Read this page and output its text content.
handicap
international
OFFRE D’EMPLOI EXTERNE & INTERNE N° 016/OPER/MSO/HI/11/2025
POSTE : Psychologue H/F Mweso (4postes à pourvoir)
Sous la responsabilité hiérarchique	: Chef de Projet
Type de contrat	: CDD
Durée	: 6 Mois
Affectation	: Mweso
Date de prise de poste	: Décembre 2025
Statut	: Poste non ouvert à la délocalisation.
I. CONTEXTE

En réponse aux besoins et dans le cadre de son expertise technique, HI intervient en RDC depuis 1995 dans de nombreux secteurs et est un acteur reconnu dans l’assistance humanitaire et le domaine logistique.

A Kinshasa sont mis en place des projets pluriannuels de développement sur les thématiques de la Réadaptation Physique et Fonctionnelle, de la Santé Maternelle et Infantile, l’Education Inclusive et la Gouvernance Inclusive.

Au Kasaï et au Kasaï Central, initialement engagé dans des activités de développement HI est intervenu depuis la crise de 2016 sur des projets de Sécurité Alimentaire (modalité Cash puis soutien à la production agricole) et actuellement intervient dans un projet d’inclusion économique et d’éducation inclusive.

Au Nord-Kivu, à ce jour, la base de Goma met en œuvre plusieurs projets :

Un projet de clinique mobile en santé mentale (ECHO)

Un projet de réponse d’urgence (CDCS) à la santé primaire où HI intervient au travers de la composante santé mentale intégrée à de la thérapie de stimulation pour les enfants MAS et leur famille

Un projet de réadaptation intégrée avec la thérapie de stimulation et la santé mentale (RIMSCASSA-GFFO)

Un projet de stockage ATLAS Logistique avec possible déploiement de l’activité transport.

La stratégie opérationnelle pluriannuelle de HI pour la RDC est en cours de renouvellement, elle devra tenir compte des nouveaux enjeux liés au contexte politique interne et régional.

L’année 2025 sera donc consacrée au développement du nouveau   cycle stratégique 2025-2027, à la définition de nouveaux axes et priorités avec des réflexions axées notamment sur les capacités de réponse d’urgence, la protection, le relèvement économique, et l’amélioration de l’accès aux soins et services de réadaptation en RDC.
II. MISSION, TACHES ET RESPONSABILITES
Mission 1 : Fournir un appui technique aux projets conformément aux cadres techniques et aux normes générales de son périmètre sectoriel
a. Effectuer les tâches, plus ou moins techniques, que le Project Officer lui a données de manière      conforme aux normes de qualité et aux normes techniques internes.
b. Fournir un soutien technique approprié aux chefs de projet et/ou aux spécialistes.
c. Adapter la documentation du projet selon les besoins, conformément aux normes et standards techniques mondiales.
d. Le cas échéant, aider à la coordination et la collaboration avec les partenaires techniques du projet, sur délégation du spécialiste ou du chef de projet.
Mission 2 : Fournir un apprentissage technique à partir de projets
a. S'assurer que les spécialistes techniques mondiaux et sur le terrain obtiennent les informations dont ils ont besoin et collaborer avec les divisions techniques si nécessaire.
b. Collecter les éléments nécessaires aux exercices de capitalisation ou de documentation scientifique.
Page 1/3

*The exercise:*
Copy out each line of the entries that holds "soutien".

*Exercise solution:*
Au Kasaï et au Kasaï Central, initialement engagé dans des activités de développement HI est intervenu depuis la crise de 2016 sur des projets de Sécurité Alimentaire (modalité Cash puis soutien à la production agricole) et actuellement intervient dans un projet d’inclusion économique et d’éducation inclusive.
b. Fournir un soutien technique approprié aux chefs de projet et/ou aux spécialistes.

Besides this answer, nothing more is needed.